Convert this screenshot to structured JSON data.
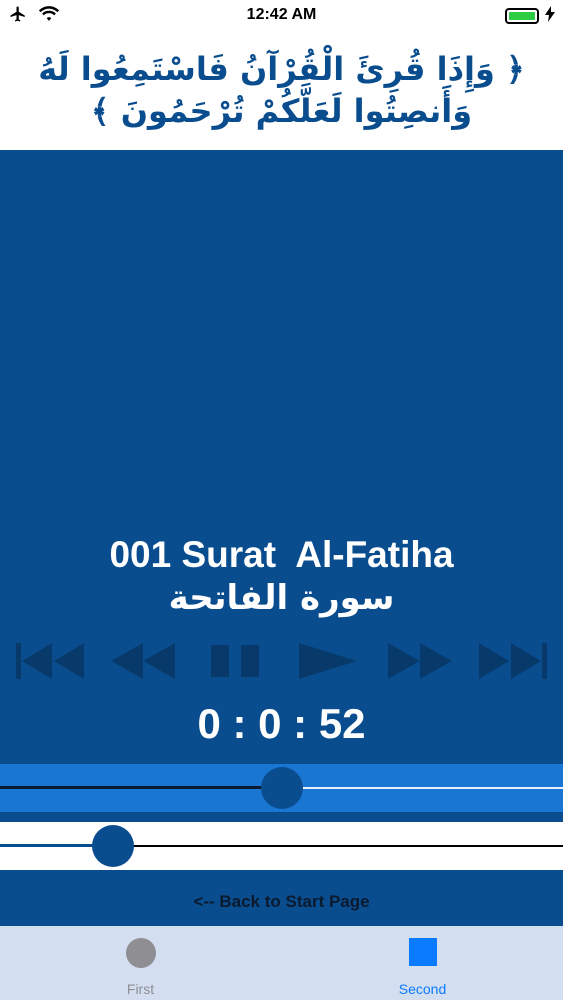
{
  "status_bar": {
    "time": "12:42 AM",
    "icons": [
      "airplane-icon",
      "wifi-icon",
      "battery-icon",
      "charging-bolt-icon"
    ]
  },
  "verse": {
    "line1": "﴿ وَإِذَا قُرِئَ الْقُرْآنُ فَاسْتَمِعُوا لَهُ",
    "line2": "وَأَنصِتُوا لَعَلَّكُمْ تُرْحَمُونَ ﴾"
  },
  "surah": {
    "title_en": "001 Surat  Al-Fatiha",
    "title_ar": "سورة الفاتحة"
  },
  "controls": {
    "icons": [
      "skip-to-start-icon",
      "rewind-icon",
      "pause-icon",
      "play-icon",
      "fast-forward-icon",
      "skip-to-end-icon"
    ]
  },
  "timer": {
    "display": "0 : 0 : 52"
  },
  "sliders": {
    "position_fraction": 0.5,
    "volume_fraction": 0.2
  },
  "back_link": {
    "label": "<-- Back to Start Page"
  },
  "tab_bar": {
    "tabs": [
      {
        "label": "First",
        "icon": "circle-icon",
        "color": "#8e8e93"
      },
      {
        "label": "Second",
        "icon": "square-icon",
        "color": "#0a7aff"
      }
    ]
  },
  "colors": {
    "background": "#0a4d8f",
    "accent_track": "#1976d2",
    "control_icons": "#073a6b"
  }
}
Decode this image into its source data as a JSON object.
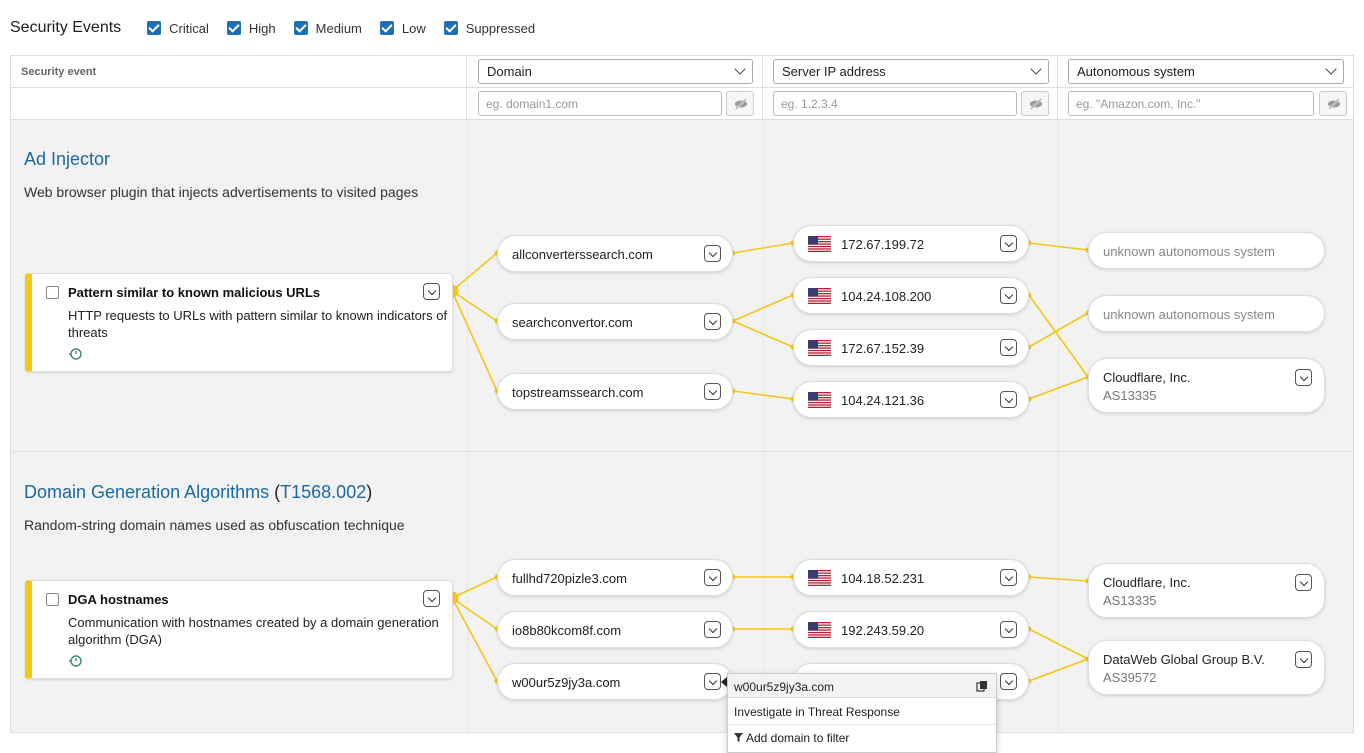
{
  "header": {
    "title": "Security Events",
    "filters": [
      "Critical",
      "High",
      "Medium",
      "Low",
      "Suppressed"
    ]
  },
  "table": {
    "col_security_event": "Security event",
    "col_domain": "Domain",
    "col_server_ip": "Server IP address",
    "col_as": "Autonomous system",
    "ph_domain": "eg. domain1.com",
    "ph_ip": "eg. 1.2.3.4",
    "ph_as": "eg. \"Amazon.com, Inc.\""
  },
  "sections": [
    {
      "title": "Ad Injector",
      "description": "Web browser plugin that injects advertisements to visited pages",
      "event": {
        "name": "Pattern similar to known malicious URLs",
        "description": "HTTP requests to URLs with pattern similar to known indicators of threats"
      },
      "domains": [
        "allconverterssearch.com",
        "searchconvertor.com",
        "topstreamssearch.com"
      ],
      "ips": [
        "172.67.199.72",
        "104.24.108.200",
        "172.67.152.39",
        "104.24.121.36"
      ],
      "as": [
        {
          "name": "unknown autonomous system",
          "num": ""
        },
        {
          "name": "unknown autonomous system",
          "num": ""
        },
        {
          "name": "Cloudflare, Inc.",
          "num": "AS13335"
        }
      ]
    },
    {
      "title": "Domain Generation Algorithms",
      "title_link": "T1568.002",
      "title_open": "(",
      "title_close": ")",
      "description": "Random-string domain names used as obfuscation technique",
      "event": {
        "name": "DGA hostnames",
        "description": "Communication with hostnames created by a domain generation algorithm (DGA)"
      },
      "domains": [
        "fullhd720pizle3.com",
        "io8b80kcom8f.com",
        "w00ur5z9jy3a.com"
      ],
      "ips": [
        "104.18.52.231",
        "192.243.59.20"
      ],
      "as": [
        {
          "name": "Cloudflare, Inc.",
          "num": "AS13335"
        },
        {
          "name": "DataWeb Global Group B.V.",
          "num": "AS39572"
        }
      ]
    }
  ],
  "popup": {
    "domain": "w00ur5z9jy3a.com",
    "items": [
      "Investigate in Threat Response",
      "Add domain to filter"
    ]
  },
  "colors": {
    "accent": "#f5c518",
    "link": "#1a6aa1",
    "checkbox": "#1f6fb5"
  }
}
◆ ◆ ◆ ◆ ◆
DIRECTION: Which lines in the listing above hold the word "this"? Show each of them.

PROBLEM SOLUTION:
Convert this screenshot to structured JSON data.
Decode this image into its source data as a JSON object.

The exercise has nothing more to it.